## STATED GOAL
In the data below, find every line with the string "screenshot" and pull it out.

>> start LISTED ENTRIES

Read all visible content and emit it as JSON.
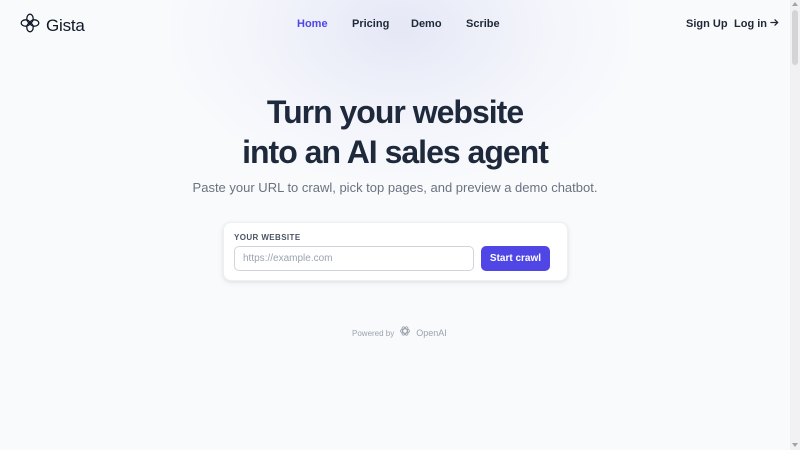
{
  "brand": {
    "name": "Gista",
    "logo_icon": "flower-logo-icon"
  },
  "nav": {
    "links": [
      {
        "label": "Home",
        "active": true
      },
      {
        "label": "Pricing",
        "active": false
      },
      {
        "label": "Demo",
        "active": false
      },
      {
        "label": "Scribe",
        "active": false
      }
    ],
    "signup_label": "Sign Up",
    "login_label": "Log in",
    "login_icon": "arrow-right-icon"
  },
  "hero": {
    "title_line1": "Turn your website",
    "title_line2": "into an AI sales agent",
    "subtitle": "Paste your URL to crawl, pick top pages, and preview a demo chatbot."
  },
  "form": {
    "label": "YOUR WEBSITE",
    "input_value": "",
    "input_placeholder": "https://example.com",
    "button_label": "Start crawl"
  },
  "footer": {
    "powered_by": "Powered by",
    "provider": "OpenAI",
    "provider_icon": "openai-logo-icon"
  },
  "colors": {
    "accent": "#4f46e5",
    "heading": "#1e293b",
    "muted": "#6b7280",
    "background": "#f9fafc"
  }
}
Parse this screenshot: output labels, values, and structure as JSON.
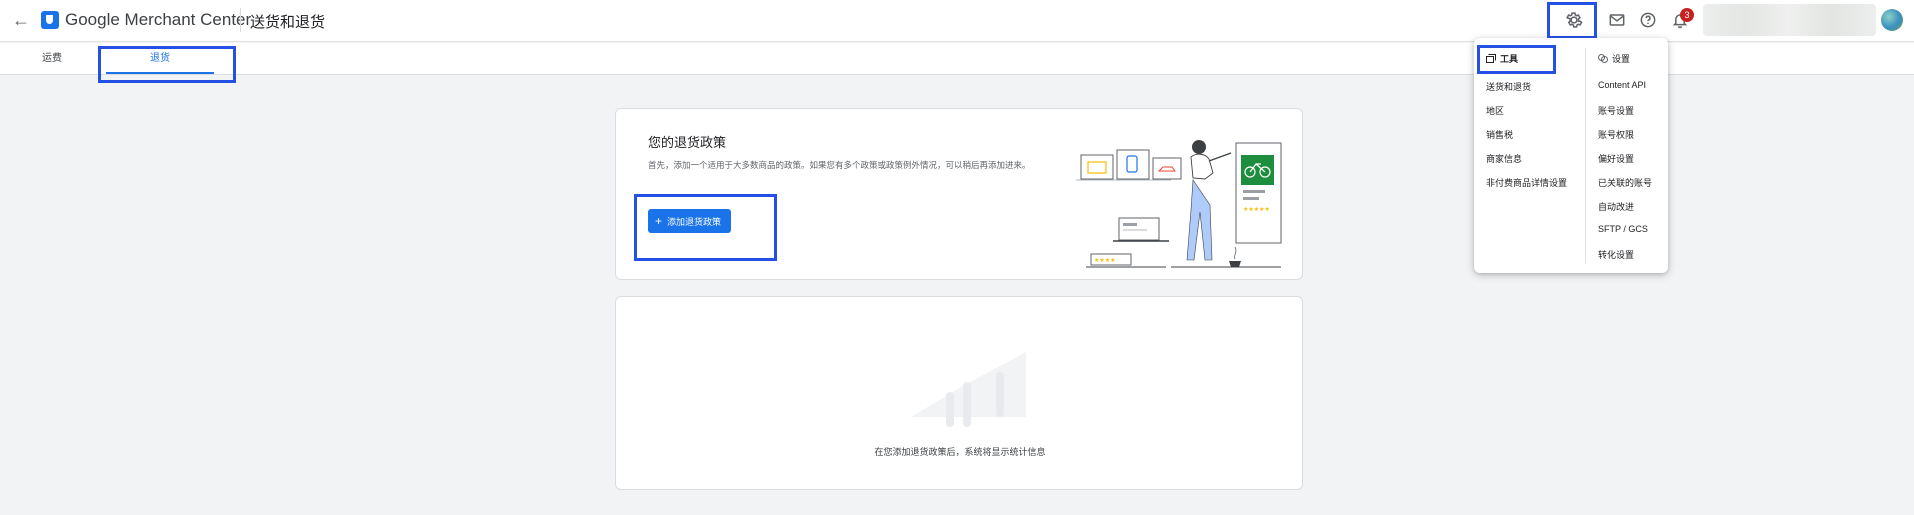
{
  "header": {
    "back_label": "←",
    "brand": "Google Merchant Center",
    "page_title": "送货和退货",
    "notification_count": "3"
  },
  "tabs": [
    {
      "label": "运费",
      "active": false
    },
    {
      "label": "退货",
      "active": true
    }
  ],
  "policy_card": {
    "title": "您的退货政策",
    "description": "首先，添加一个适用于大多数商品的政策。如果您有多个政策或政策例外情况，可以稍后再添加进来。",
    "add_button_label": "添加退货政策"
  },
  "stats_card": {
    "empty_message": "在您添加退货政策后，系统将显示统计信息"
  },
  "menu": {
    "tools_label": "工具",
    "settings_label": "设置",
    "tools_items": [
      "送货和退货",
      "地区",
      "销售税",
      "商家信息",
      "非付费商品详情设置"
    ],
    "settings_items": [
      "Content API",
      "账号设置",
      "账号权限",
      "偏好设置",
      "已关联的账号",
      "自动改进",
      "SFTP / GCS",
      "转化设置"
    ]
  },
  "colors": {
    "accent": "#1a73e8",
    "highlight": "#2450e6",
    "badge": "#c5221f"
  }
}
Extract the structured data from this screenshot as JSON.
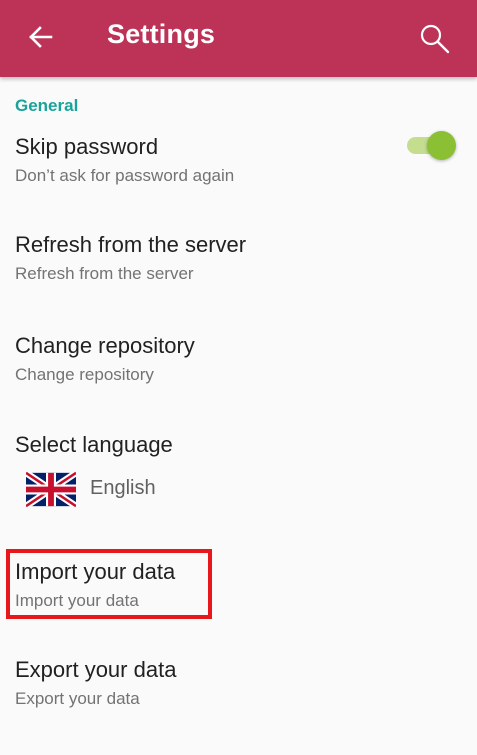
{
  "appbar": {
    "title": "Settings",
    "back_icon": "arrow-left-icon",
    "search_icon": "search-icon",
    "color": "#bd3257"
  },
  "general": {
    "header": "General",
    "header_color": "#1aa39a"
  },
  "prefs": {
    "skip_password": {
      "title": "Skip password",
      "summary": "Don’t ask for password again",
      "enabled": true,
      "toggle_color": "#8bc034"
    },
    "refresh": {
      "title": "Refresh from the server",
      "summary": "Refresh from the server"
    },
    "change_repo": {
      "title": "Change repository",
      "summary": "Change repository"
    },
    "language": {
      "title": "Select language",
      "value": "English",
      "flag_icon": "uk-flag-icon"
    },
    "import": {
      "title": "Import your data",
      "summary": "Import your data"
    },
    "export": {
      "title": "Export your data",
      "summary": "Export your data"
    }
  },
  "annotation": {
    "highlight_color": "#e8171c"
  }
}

>> end LISTED ENTRIES
>> start LISTED ENTRIES

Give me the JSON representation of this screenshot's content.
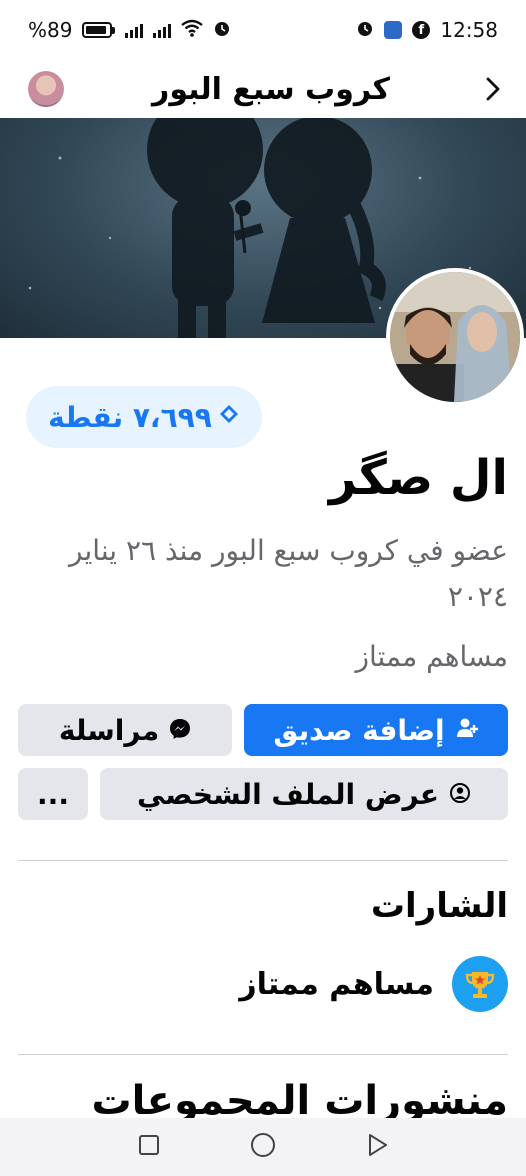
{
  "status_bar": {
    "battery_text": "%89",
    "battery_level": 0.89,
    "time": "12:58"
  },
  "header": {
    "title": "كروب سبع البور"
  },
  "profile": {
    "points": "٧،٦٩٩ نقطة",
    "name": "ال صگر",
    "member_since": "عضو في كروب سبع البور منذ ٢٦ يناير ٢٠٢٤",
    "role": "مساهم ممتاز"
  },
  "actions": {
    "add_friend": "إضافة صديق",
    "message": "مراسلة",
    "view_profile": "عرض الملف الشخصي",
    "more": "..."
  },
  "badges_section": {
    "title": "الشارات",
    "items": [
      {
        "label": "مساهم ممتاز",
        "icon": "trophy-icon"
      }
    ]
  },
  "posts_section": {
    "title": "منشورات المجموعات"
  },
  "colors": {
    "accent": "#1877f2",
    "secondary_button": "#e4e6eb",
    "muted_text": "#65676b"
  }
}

>> end LISTED ENTRIES

## EXERCISE RESPONSE
Parse this screenshot: output labels, values, and structure as JSON.
Extract the structured data from this screenshot as JSON.
Give me the JSON representation of this screenshot's content.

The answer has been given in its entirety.